=== PROBLEM DESCRIPTION ===
Go over the entries below line by line, copying each one that contains the word "Channel".

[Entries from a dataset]
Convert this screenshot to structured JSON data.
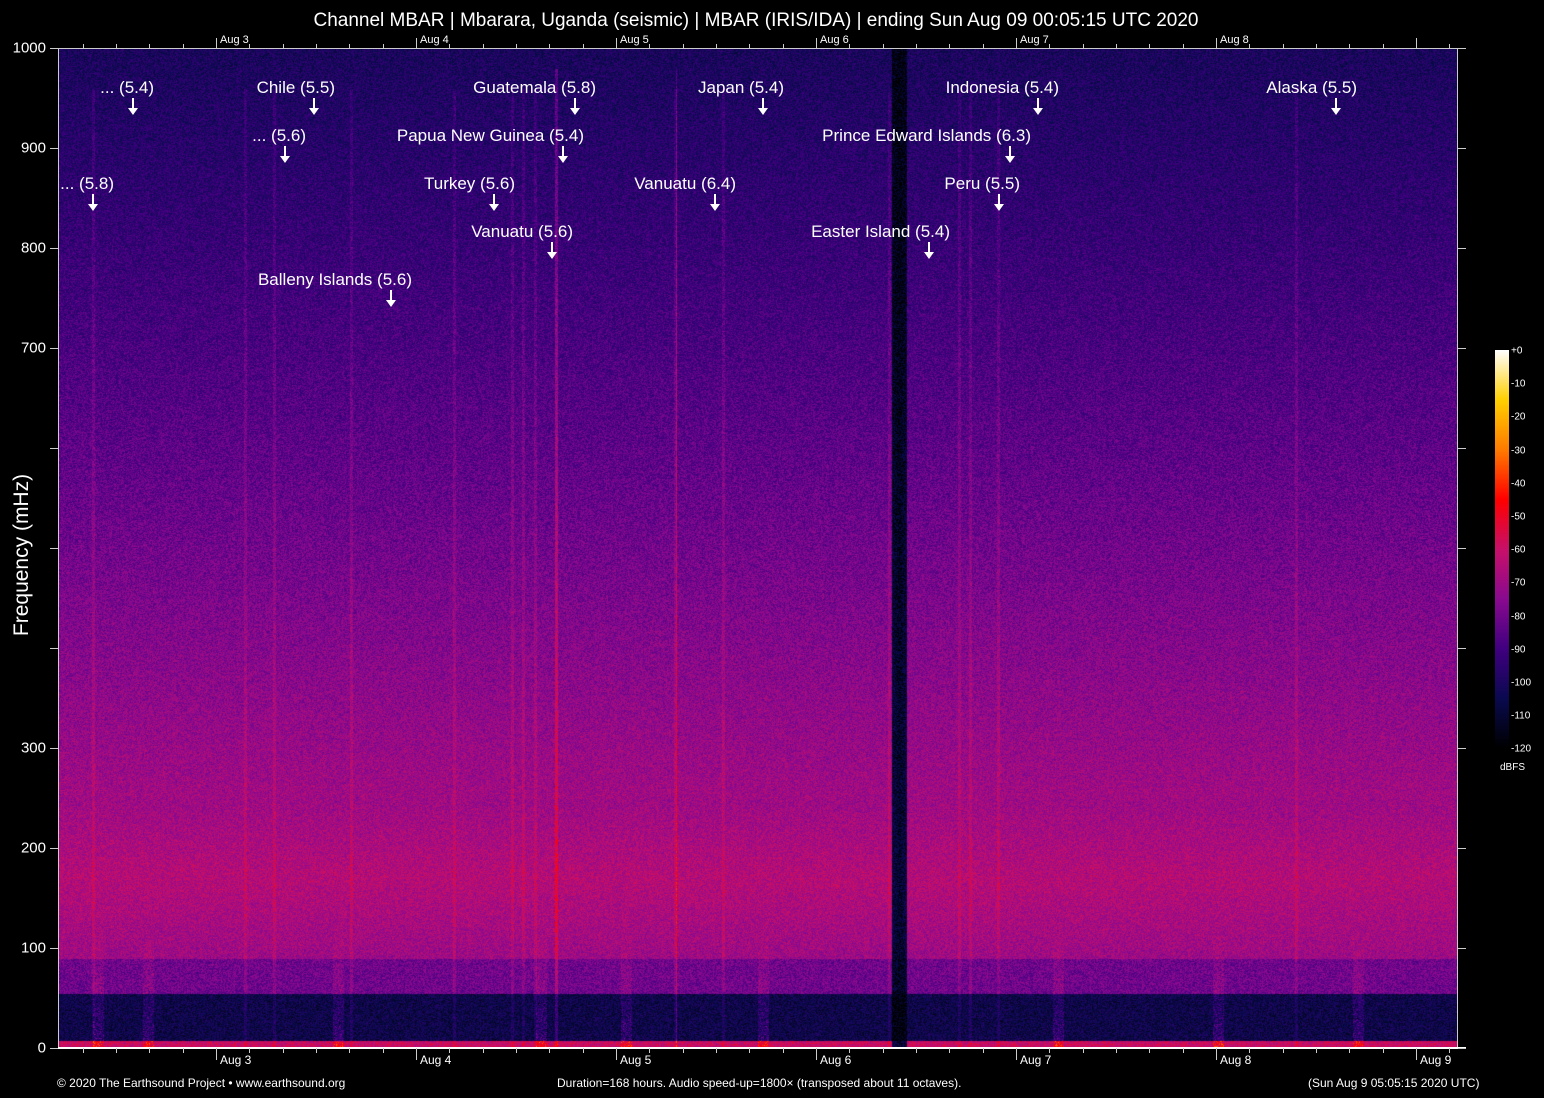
{
  "title": "Channel MBAR | Mbarara, Uganda (seismic) | MBAR (IRIS/IDA) | ending Sun Aug 09 00:05:15 UTC 2020",
  "chart_data": {
    "type": "heatmap",
    "title": "Channel MBAR | Mbarara, Uganda (seismic) | MBAR (IRIS/IDA) | ending Sun Aug 09 00:05:15 UTC 2020",
    "xlabel": "",
    "ylabel": "Frequency (mHz)",
    "x_unit": "hours",
    "xlim": [
      0,
      168
    ],
    "ylim": [
      0,
      1000
    ],
    "y_ticks": [
      0,
      100,
      200,
      300,
      400,
      500,
      600,
      700,
      800,
      900,
      1000
    ],
    "y_tick_labels": [
      "0",
      "100",
      "200",
      "300",
      "",
      "",
      "",
      "700",
      "800",
      "900",
      "1000"
    ],
    "x_date_ticks": [
      {
        "label": "Aug 3",
        "hour": 18.96
      },
      {
        "label": "Aug 4",
        "hour": 42.96
      },
      {
        "label": "Aug 5",
        "hour": 66.96
      },
      {
        "label": "Aug 6",
        "hour": 90.96
      },
      {
        "label": "Aug 7",
        "hour": 114.96
      },
      {
        "label": "Aug 8",
        "hour": 138.96
      },
      {
        "label": "Aug 9",
        "hour": 162.96
      }
    ],
    "top_axis_labels": [
      "Aug 3",
      "Aug 4",
      "Aug 5",
      "Aug 6",
      "Aug 7",
      "Aug 8"
    ],
    "colorbar": {
      "unit": "dBFS",
      "range": [
        -120,
        0
      ],
      "tick_labels": [
        "+0",
        "-10",
        "-20",
        "-30",
        "-40",
        "-50",
        "-60",
        "-70",
        "-80",
        "-90",
        "-100",
        "-110",
        "-120"
      ],
      "colors": [
        "#000000",
        "#0a0a50",
        "#400080",
        "#8a0a90",
        "#c8106a",
        "#ff0000",
        "#ff7a00",
        "#ffd000",
        "#ffffff"
      ]
    },
    "events": [
      {
        "label": "... (5.4)",
        "hour": 9.0,
        "row": 1
      },
      {
        "label": "Chile (5.5)",
        "hour": 30.72,
        "row": 1
      },
      {
        "label": "Guatemala (5.8)",
        "hour": 62.04,
        "row": 1
      },
      {
        "label": "Japan (5.4)",
        "hour": 84.6,
        "row": 1
      },
      {
        "label": "Indonesia (5.4)",
        "hour": 117.6,
        "row": 1
      },
      {
        "label": "Alaska (5.5)",
        "hour": 153.36,
        "row": 1
      },
      {
        "label": "... (5.6)",
        "hour": 27.24,
        "row": 2
      },
      {
        "label": "Papua New Guinea (5.4)",
        "hour": 60.6,
        "row": 2
      },
      {
        "label": "Prince Edward Islands (6.3)",
        "hour": 114.24,
        "row": 2
      },
      {
        "label": "... (5.8)",
        "hour": 4.2,
        "row": 3
      },
      {
        "label": "Turkey (5.6)",
        "hour": 52.32,
        "row": 3
      },
      {
        "label": "Vanuatu (6.4)",
        "hour": 78.84,
        "row": 3
      },
      {
        "label": "Peru (5.5)",
        "hour": 112.92,
        "row": 3
      },
      {
        "label": "Vanuatu (5.6)",
        "hour": 59.28,
        "row": 4
      },
      {
        "label": "Easter Island (5.4)",
        "hour": 104.52,
        "row": 4
      },
      {
        "label": "Balleny Islands (5.6)",
        "hour": 39.96,
        "row": 5
      }
    ]
  },
  "footer": {
    "copyright": "© 2020 The Earthsound Project • www.earthsound.org",
    "info": "Duration=168 hours. Audio speed-up=1800× (transposed about 11 octaves).",
    "end_time": "(Sun Aug  9 05:05:15 2020 UTC)"
  }
}
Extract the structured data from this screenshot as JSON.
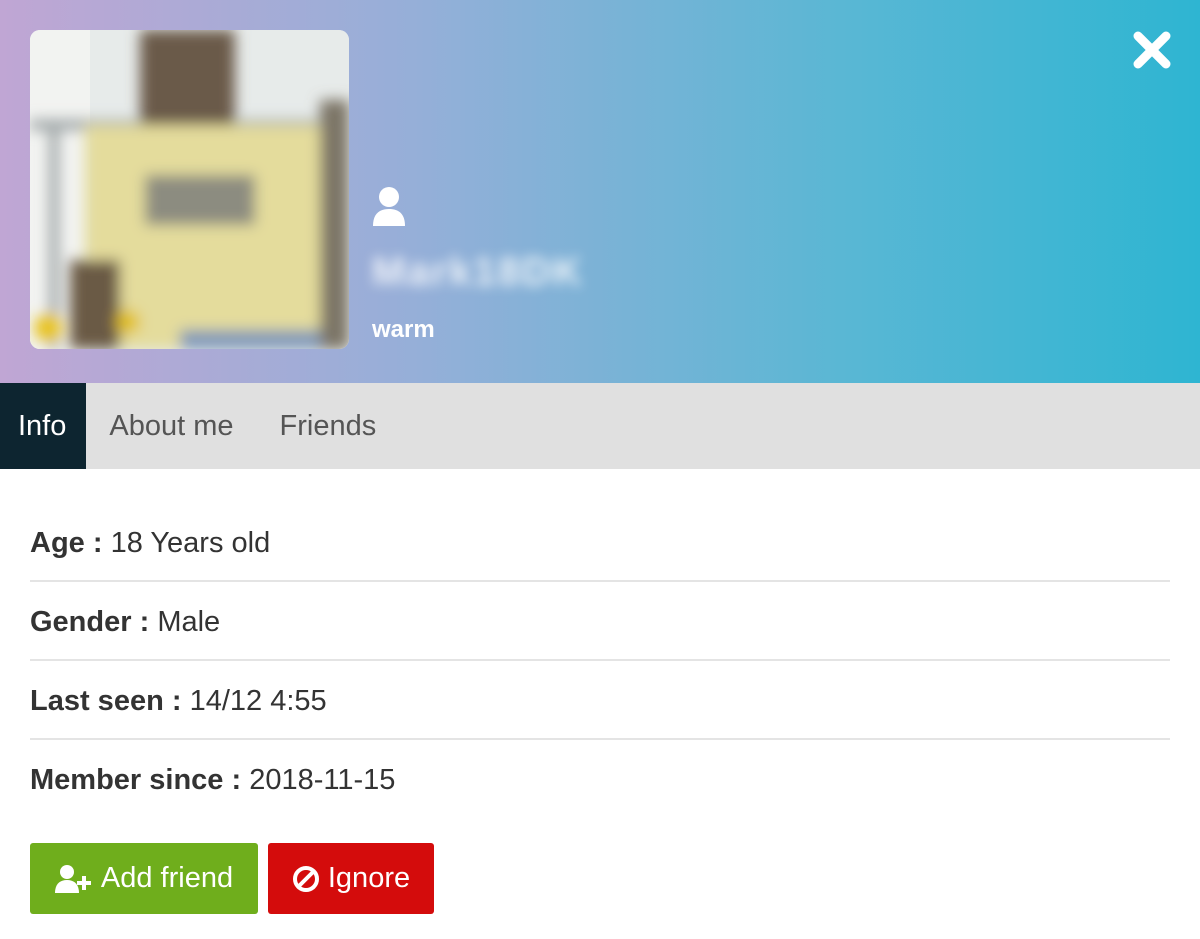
{
  "profile": {
    "username": "Mark18DK",
    "mood": "warm"
  },
  "header": {
    "close_icon": "close-icon",
    "user_icon": "user-icon",
    "gradient_colors": [
      "#c0a6d4",
      "#95afd8",
      "#5ab7d4",
      "#2eb5d2"
    ]
  },
  "tabs": [
    {
      "label": "Info",
      "active": true
    },
    {
      "label": "About me",
      "active": false
    },
    {
      "label": "Friends",
      "active": false
    }
  ],
  "info": [
    {
      "label": "Age :",
      "value": "18 Years old"
    },
    {
      "label": "Gender :",
      "value": "Male"
    },
    {
      "label": "Last seen :",
      "value": "14/12 4:55"
    },
    {
      "label": "Member since :",
      "value": "2018-11-15"
    }
  ],
  "actions": {
    "add_friend": {
      "label": "Add friend",
      "icon": "user-plus-icon",
      "color": "#6fae1c"
    },
    "ignore": {
      "label": "Ignore",
      "icon": "ban-icon",
      "color": "#d40c0c"
    }
  },
  "colors": {
    "active_tab": "#0d2530",
    "tab_bar": "#e0e0e0"
  }
}
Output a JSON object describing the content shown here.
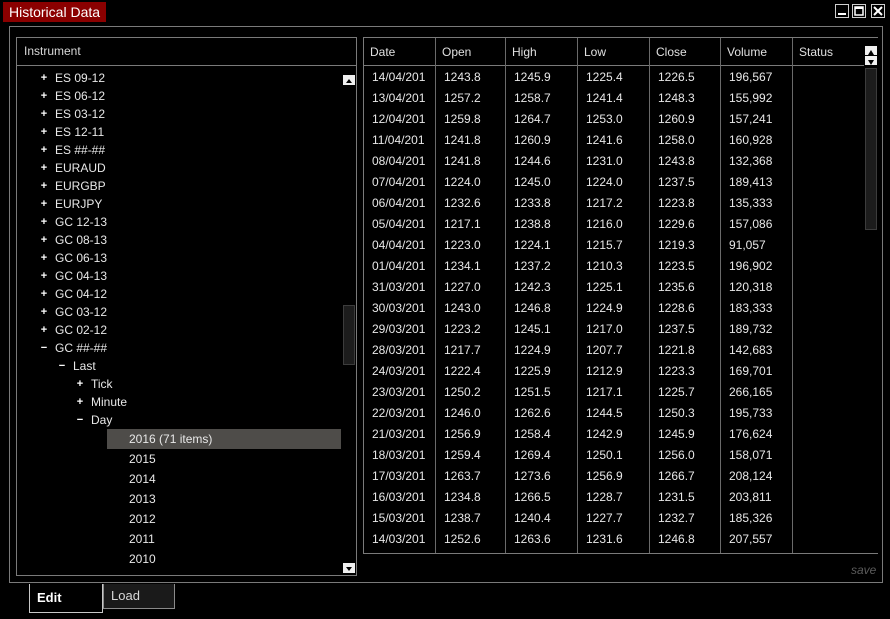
{
  "window": {
    "title": "Historical Data",
    "controls": {
      "minimize_icon": "minimize-icon",
      "maximize_icon": "maximize-icon",
      "close_icon": "close-icon"
    }
  },
  "tree": {
    "header": "Instrument",
    "items": [
      {
        "glyph": "+",
        "label": "ES 09-12",
        "level": 0
      },
      {
        "glyph": "+",
        "label": "ES 06-12",
        "level": 0
      },
      {
        "glyph": "+",
        "label": "ES 03-12",
        "level": 0
      },
      {
        "glyph": "+",
        "label": "ES 12-11",
        "level": 0
      },
      {
        "glyph": "+",
        "label": "ES ##-##",
        "level": 0
      },
      {
        "glyph": "+",
        "label": "EURAUD",
        "level": 0
      },
      {
        "glyph": "+",
        "label": "EURGBP",
        "level": 0
      },
      {
        "glyph": "+",
        "label": "EURJPY",
        "level": 0
      },
      {
        "glyph": "+",
        "label": "GC 12-13",
        "level": 0
      },
      {
        "glyph": "+",
        "label": "GC 08-13",
        "level": 0
      },
      {
        "glyph": "+",
        "label": "GC 06-13",
        "level": 0
      },
      {
        "glyph": "+",
        "label": "GC 04-13",
        "level": 0
      },
      {
        "glyph": "+",
        "label": "GC 04-12",
        "level": 0
      },
      {
        "glyph": "+",
        "label": "GC 03-12",
        "level": 0
      },
      {
        "glyph": "+",
        "label": "GC 02-12",
        "level": 0
      },
      {
        "glyph": "−",
        "label": "GC ##-##",
        "level": 0
      },
      {
        "glyph": "−",
        "label": "Last",
        "level": 1
      },
      {
        "glyph": "+",
        "label": "Tick",
        "level": 2
      },
      {
        "glyph": "+",
        "label": "Minute",
        "level": 2
      },
      {
        "glyph": "−",
        "label": "Day",
        "level": 2
      }
    ],
    "years": [
      {
        "label": "2016 (71 items)",
        "selected": true
      },
      {
        "label": "2015",
        "selected": false
      },
      {
        "label": "2014",
        "selected": false
      },
      {
        "label": "2013",
        "selected": false
      },
      {
        "label": "2012",
        "selected": false
      },
      {
        "label": "2011",
        "selected": false
      },
      {
        "label": "2010",
        "selected": false
      }
    ]
  },
  "grid": {
    "columns": [
      "Date",
      "Open",
      "High",
      "Low",
      "Close",
      "Volume",
      "Status"
    ],
    "rows": [
      [
        "14/04/201",
        "1243.8",
        "1245.9",
        "1225.4",
        "1226.5",
        "196,567",
        ""
      ],
      [
        "13/04/201",
        "1257.2",
        "1258.7",
        "1241.4",
        "1248.3",
        "155,992",
        ""
      ],
      [
        "12/04/201",
        "1259.8",
        "1264.7",
        "1253.0",
        "1260.9",
        "157,241",
        ""
      ],
      [
        "11/04/201",
        "1241.8",
        "1260.9",
        "1241.6",
        "1258.0",
        "160,928",
        ""
      ],
      [
        "08/04/201",
        "1241.8",
        "1244.6",
        "1231.0",
        "1243.8",
        "132,368",
        ""
      ],
      [
        "07/04/201",
        "1224.0",
        "1245.0",
        "1224.0",
        "1237.5",
        "189,413",
        ""
      ],
      [
        "06/04/201",
        "1232.6",
        "1233.8",
        "1217.2",
        "1223.8",
        "135,333",
        ""
      ],
      [
        "05/04/201",
        "1217.1",
        "1238.8",
        "1216.0",
        "1229.6",
        "157,086",
        ""
      ],
      [
        "04/04/201",
        "1223.0",
        "1224.1",
        "1215.7",
        "1219.3",
        "91,057",
        ""
      ],
      [
        "01/04/201",
        "1234.1",
        "1237.2",
        "1210.3",
        "1223.5",
        "196,902",
        ""
      ],
      [
        "31/03/201",
        "1227.0",
        "1242.3",
        "1225.1",
        "1235.6",
        "120,318",
        ""
      ],
      [
        "30/03/201",
        "1243.0",
        "1246.8",
        "1224.9",
        "1228.6",
        "183,333",
        ""
      ],
      [
        "29/03/201",
        "1223.2",
        "1245.1",
        "1217.0",
        "1237.5",
        "189,732",
        ""
      ],
      [
        "28/03/201",
        "1217.7",
        "1224.9",
        "1207.7",
        "1221.8",
        "142,683",
        ""
      ],
      [
        "24/03/201",
        "1222.4",
        "1225.9",
        "1212.9",
        "1223.3",
        "169,701",
        ""
      ],
      [
        "23/03/201",
        "1250.2",
        "1251.5",
        "1217.1",
        "1225.7",
        "266,165",
        ""
      ],
      [
        "22/03/201",
        "1246.0",
        "1262.6",
        "1244.5",
        "1250.3",
        "195,733",
        ""
      ],
      [
        "21/03/201",
        "1256.9",
        "1258.4",
        "1242.9",
        "1245.9",
        "176,624",
        ""
      ],
      [
        "18/03/201",
        "1259.4",
        "1269.4",
        "1250.1",
        "1256.0",
        "158,071",
        ""
      ],
      [
        "17/03/201",
        "1263.7",
        "1273.6",
        "1256.9",
        "1266.7",
        "208,124",
        ""
      ],
      [
        "16/03/201",
        "1234.8",
        "1266.5",
        "1228.7",
        "1231.5",
        "203,811",
        ""
      ],
      [
        "15/03/201",
        "1238.7",
        "1240.4",
        "1227.7",
        "1232.7",
        "185,326",
        ""
      ],
      [
        "14/03/201",
        "1252.6",
        "1263.6",
        "1231.6",
        "1246.8",
        "207,557",
        ""
      ]
    ]
  },
  "footer": {
    "save_label": "save",
    "tabs": [
      {
        "label": "Edit",
        "active": true
      },
      {
        "label": "Load",
        "active": false
      }
    ]
  },
  "colors": {
    "title_bg": "#8b0000",
    "selected_row_bg": "#4e4c49",
    "border": "#7a7a7a",
    "save_text": "#5c5c5c"
  }
}
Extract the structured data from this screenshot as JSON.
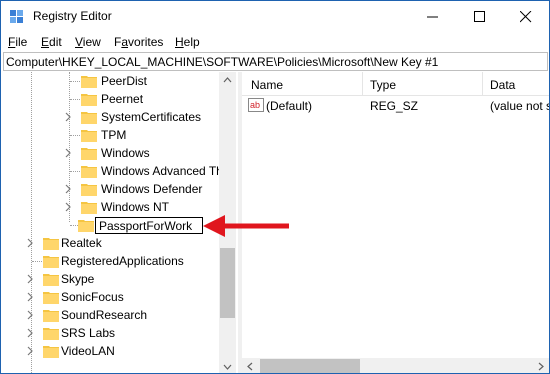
{
  "window": {
    "title": "Registry Editor"
  },
  "menu": [
    {
      "label": "File",
      "underline": "F",
      "rest": "ile"
    },
    {
      "label": "Edit",
      "underline": "E",
      "rest": "dit"
    },
    {
      "label": "View",
      "underline": "V",
      "rest": "iew"
    },
    {
      "label": "Favorites",
      "underline": "a",
      "pre": "F",
      "rest": "vorites"
    },
    {
      "label": "Help",
      "underline": "H",
      "rest": "elp"
    }
  ],
  "address": {
    "path": "Computer\\HKEY_LOCAL_MACHINE\\SOFTWARE\\Policies\\Microsoft\\New Key #1"
  },
  "tree": {
    "children_of_microsoft": [
      {
        "label": "PeerDist",
        "expandable": false
      },
      {
        "label": "Peernet",
        "expandable": false
      },
      {
        "label": "SystemCertificates",
        "expandable": true
      },
      {
        "label": "TPM",
        "expandable": false
      },
      {
        "label": "Windows",
        "expandable": true
      },
      {
        "label": "Windows Advanced Th",
        "expandable": false
      },
      {
        "label": "Windows Defender",
        "expandable": true
      },
      {
        "label": "Windows NT",
        "expandable": true
      }
    ],
    "renaming": {
      "value": "PassportForWork"
    },
    "software_keys": [
      {
        "label": "Realtek",
        "expandable": true
      },
      {
        "label": "RegisteredApplications",
        "expandable": false
      },
      {
        "label": "Skype",
        "expandable": true
      },
      {
        "label": "SonicFocus",
        "expandable": true
      },
      {
        "label": "SoundResearch",
        "expandable": true
      },
      {
        "label": "SRS Labs",
        "expandable": true
      },
      {
        "label": "VideoLAN",
        "expandable": true
      }
    ]
  },
  "list": {
    "columns": {
      "name": "Name",
      "type": "Type",
      "data": "Data"
    },
    "rows": [
      {
        "name": "(Default)",
        "type": "REG_SZ",
        "data": "(value not set)"
      }
    ]
  },
  "colors": {
    "folder": "#f5c542",
    "accent_red": "#e0161e",
    "border": "#1e62b0"
  }
}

=== COMPLETE OUTPUT ===
  "title": "Channel MBAR | Mbarara, Uganda (seismic) | MBAR (IRIS/IDA) | ending Sun Aug 09 00:05:15 UTC 2020",
    "title": "Channel MBAR | Mbarara, Uganda (seismic) | MBAR (IRIS/IDA) | ending Sun Aug 09 00:05:15 UTC 2020",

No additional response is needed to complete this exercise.